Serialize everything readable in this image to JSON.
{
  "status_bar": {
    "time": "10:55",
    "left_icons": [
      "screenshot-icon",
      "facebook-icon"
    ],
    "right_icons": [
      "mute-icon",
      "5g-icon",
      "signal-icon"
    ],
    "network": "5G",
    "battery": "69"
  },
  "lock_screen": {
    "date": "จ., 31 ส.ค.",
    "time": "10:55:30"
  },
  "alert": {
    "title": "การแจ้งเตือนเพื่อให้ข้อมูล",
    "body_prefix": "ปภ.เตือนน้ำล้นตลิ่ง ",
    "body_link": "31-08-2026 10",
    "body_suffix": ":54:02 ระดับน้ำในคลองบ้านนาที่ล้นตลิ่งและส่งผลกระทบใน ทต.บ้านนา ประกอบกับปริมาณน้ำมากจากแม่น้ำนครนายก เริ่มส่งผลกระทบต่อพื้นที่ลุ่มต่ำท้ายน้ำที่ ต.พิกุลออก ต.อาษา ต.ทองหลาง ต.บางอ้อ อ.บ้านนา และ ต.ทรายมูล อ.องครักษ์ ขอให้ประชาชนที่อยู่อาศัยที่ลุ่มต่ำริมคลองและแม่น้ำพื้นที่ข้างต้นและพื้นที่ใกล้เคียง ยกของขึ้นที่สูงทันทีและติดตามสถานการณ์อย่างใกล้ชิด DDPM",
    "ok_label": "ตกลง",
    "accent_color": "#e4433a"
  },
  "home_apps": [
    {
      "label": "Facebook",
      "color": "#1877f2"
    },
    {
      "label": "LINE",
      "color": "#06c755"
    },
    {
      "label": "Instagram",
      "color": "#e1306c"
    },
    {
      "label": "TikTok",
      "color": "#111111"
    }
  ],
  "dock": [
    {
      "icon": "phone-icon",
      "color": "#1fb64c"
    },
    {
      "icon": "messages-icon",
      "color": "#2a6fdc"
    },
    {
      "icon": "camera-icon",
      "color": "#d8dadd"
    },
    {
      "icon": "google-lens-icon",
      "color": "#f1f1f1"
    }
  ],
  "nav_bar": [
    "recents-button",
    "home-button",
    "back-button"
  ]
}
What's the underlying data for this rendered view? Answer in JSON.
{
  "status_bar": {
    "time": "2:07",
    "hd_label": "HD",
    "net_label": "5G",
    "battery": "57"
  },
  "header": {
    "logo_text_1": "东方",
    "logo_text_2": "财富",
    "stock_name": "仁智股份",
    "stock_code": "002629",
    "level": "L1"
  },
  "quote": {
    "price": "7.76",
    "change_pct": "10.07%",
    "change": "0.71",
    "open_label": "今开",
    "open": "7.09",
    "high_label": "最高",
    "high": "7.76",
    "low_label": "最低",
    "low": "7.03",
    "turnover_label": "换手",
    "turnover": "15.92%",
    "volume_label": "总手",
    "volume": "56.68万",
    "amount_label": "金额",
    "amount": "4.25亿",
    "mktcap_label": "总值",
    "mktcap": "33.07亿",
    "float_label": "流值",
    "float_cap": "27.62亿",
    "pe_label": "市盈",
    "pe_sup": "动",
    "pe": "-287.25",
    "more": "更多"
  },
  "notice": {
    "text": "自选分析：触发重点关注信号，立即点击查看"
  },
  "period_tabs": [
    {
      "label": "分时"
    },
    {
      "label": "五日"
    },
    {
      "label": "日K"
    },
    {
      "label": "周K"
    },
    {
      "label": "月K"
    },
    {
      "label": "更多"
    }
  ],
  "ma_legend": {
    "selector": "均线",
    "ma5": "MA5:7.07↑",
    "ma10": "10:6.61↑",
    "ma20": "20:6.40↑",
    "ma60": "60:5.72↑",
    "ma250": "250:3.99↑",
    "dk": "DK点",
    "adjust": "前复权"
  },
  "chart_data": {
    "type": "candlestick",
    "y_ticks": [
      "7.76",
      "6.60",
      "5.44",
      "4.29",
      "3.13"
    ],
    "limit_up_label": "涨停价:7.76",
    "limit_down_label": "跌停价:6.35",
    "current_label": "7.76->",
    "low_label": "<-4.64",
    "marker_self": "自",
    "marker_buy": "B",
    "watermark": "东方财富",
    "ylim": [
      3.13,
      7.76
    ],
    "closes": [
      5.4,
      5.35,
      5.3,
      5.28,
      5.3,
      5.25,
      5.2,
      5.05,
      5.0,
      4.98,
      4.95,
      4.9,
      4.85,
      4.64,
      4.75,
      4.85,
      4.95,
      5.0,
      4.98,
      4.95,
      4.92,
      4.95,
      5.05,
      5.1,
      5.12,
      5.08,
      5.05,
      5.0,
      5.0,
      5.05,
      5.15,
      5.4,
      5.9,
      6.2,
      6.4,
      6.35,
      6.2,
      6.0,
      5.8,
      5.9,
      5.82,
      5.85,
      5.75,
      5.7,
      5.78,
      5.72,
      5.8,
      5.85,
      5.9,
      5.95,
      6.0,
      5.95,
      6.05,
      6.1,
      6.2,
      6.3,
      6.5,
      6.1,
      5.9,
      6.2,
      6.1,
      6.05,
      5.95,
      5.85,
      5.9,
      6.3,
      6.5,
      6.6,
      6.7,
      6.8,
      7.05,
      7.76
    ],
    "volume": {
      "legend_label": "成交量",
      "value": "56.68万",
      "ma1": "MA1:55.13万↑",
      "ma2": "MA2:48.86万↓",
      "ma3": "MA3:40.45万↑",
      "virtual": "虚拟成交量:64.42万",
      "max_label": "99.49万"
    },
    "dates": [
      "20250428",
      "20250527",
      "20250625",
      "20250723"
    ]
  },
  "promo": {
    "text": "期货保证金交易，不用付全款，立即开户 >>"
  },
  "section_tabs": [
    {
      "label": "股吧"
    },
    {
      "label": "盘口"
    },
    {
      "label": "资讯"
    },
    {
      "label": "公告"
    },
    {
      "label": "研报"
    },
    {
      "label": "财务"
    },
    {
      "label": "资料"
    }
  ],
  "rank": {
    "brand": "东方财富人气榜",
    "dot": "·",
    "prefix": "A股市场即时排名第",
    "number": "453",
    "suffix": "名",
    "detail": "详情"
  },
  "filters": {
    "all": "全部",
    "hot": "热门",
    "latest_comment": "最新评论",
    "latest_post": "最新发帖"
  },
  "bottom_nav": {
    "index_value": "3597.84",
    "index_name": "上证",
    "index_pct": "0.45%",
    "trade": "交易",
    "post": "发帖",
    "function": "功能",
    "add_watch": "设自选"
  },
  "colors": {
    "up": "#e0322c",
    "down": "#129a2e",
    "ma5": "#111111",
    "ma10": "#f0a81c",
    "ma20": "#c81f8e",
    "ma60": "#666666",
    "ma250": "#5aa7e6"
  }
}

···

Give the complete listing a second time, exactly as it reads.

Serialize everything readable in this image to JSON.
{
  "status_bar": {
    "time": "10:55",
    "left_icons": [
      "screenshot-icon",
      "facebook-icon"
    ],
    "right_icons": [
      "mute-icon",
      "5g-icon",
      "signal-icon"
    ],
    "network": "5G",
    "battery": "69"
  },
  "lock_screen": {
    "date": "จ., 31 ส.ค.",
    "time": "10:55:30"
  },
  "alert": {
    "title": "การแจ้งเตือนเพื่อให้ข้อมูล",
    "body_prefix": "ปภ.เตือนน้ำล้นตลิ่ง ",
    "body_link": "31-08-2026 10",
    "body_suffix": ":54:02 ระดับน้ำในคลองบ้านนาที่ล้นตลิ่งและส่งผลกระทบใน ทต.บ้านนา ประกอบกับปริมาณน้ำมากจากแม่น้ำนครนายก เริ่มส่งผลกระทบต่อพื้นที่ลุ่มต่ำท้ายน้ำที่ ต.พิกุลออก ต.อาษา ต.ทองหลาง ต.บางอ้อ อ.บ้านนา และ ต.ทรายมูล อ.องครักษ์ ขอให้ประชาชนที่อยู่อาศัยที่ลุ่มต่ำริมคลองและแม่น้ำพื้นที่ข้างต้นและพื้นที่ใกล้เคียง ยกของขึ้นที่สูงทันทีและติดตามสถานการณ์อย่างใกล้ชิด DDPM",
    "ok_label": "ตกลง",
    "accent_color": "#e4433a"
  },
  "home_apps": [
    {
      "label": "Facebook",
      "color": "#1877f2"
    },
    {
      "label": "LINE",
      "color": "#06c755"
    },
    {
      "label": "Instagram",
      "color": "#e1306c"
    },
    {
      "label": "TikTok",
      "color": "#111111"
    }
  ],
  "dock": [
    {
      "icon": "phone-icon",
      "color": "#1fb64c"
    },
    {
      "icon": "messages-icon",
      "color": "#2a6fdc"
    },
    {
      "icon": "camera-icon",
      "color": "#d8dadd"
    },
    {
      "icon": "google-lens-icon",
      "color": "#f1f1f1"
    }
  ],
  "nav_bar": [
    "recents-button",
    "home-button",
    "back-button"
  ]
}
What's the underlying data for this rendered view? Answer in JSON.
{
  "status_bar": {
    "time": "2:07",
    "hd_label": "HD",
    "net_label": "5G",
    "battery": "57"
  },
  "header": {
    "logo_text_1": "东方",
    "logo_text_2": "财富",
    "stock_name": "仁智股份",
    "stock_code": "002629",
    "level": "L1"
  },
  "quote": {
    "price": "7.76",
    "change_pct": "10.07%",
    "change": "0.71",
    "open_label": "今开",
    "open": "7.09",
    "high_label": "最高",
    "high": "7.76",
    "low_label": "最低",
    "low": "7.03",
    "turnover_label": "换手",
    "turnover": "15.92%",
    "volume_label": "总手",
    "volume": "56.68万",
    "amount_label": "金额",
    "amount": "4.25亿",
    "mktcap_label": "总值",
    "mktcap": "33.07亿",
    "float_label": "流值",
    "float_cap": "27.62亿",
    "pe_label": "市盈",
    "pe_sup": "动",
    "pe": "-287.25",
    "more": "更多"
  },
  "notice": {
    "text": "自选分析：触发重点关注信号，立即点击查看"
  },
  "period_tabs": [
    {
      "label": "分时"
    },
    {
      "label": "五日"
    },
    {
      "label": "日K"
    },
    {
      "label": "周K"
    },
    {
      "label": "月K"
    },
    {
      "label": "更多"
    }
  ],
  "ma_legend": {
    "selector": "均线",
    "ma5": "MA5:7.07↑",
    "ma10": "10:6.61↑",
    "ma20": "20:6.40↑",
    "ma60": "60:5.72↑",
    "ma250": "250:3.99↑",
    "dk": "DK点",
    "adjust": "前复权"
  },
  "chart_data": {
    "type": "candlestick",
    "y_ticks": [
      "7.76",
      "6.60",
      "5.44",
      "4.29",
      "3.13"
    ],
    "limit_up_label": "涨停价:7.76",
    "limit_down_label": "跌停价:6.35",
    "current_label": "7.76->",
    "low_label": "<-4.64",
    "marker_self": "自",
    "marker_buy": "B",
    "watermark": "东方财富",
    "ylim": [
      3.13,
      7.76
    ],
    "closes": [
      5.4,
      5.35,
      5.3,
      5.28,
      5.3,
      5.25,
      5.2,
      5.05,
      5.0,
      4.98,
      4.95,
      4.9,
      4.85,
      4.64,
      4.75,
      4.85,
      4.95,
      5.0,
      4.98,
      4.95,
      4.92,
      4.95,
      5.05,
      5.1,
      5.12,
      5.08,
      5.05,
      5.0,
      5.0,
      5.05,
      5.15,
      5.4,
      5.9,
      6.2,
      6.4,
      6.35,
      6.2,
      6.0,
      5.8,
      5.9,
      5.82,
      5.85,
      5.75,
      5.7,
      5.78,
      5.72,
      5.8,
      5.85,
      5.9,
      5.95,
      6.0,
      5.95,
      6.05,
      6.1,
      6.2,
      6.3,
      6.5,
      6.1,
      5.9,
      6.2,
      6.1,
      6.05,
      5.95,
      5.85,
      5.9,
      6.3,
      6.5,
      6.6,
      6.7,
      6.8,
      7.05,
      7.76
    ],
    "volume": {
      "legend_label": "成交量",
      "value": "56.68万",
      "ma1": "MA1:55.13万↑",
      "ma2": "MA2:48.86万↓",
      "ma3": "MA3:40.45万↑",
      "virtual": "虚拟成交量:64.42万",
      "max_label": "99.49万"
    },
    "dates": [
      "20250428",
      "20250527",
      "20250625",
      "20250723"
    ]
  },
  "promo": {
    "text": "期货保证金交易，不用付全款，立即开户 >>"
  },
  "section_tabs": [
    {
      "label": "股吧"
    },
    {
      "label": "盘口"
    },
    {
      "label": "资讯"
    },
    {
      "label": "公告"
    },
    {
      "label": "研报"
    },
    {
      "label": "财务"
    },
    {
      "label": "资料"
    }
  ],
  "rank": {
    "brand": "东方财富人气榜",
    "dot": "·",
    "prefix": "A股市场即时排名第",
    "number": "453",
    "suffix": "名",
    "detail": "详情"
  },
  "filters": {
    "all": "全部",
    "hot": "热门",
    "latest_comment": "最新评论",
    "latest_post": "最新发帖"
  },
  "bottom_nav": {
    "index_value": "3597.84",
    "index_name": "上证",
    "index_pct": "0.45%",
    "trade": "交易",
    "post": "发帖",
    "function": "功能",
    "add_watch": "设自选"
  },
  "colors": {
    "up": "#e0322c",
    "down": "#129a2e",
    "ma5": "#111111",
    "ma10": "#f0a81c",
    "ma20": "#c81f8e",
    "ma60": "#666666",
    "ma250": "#5aa7e6"
  }
}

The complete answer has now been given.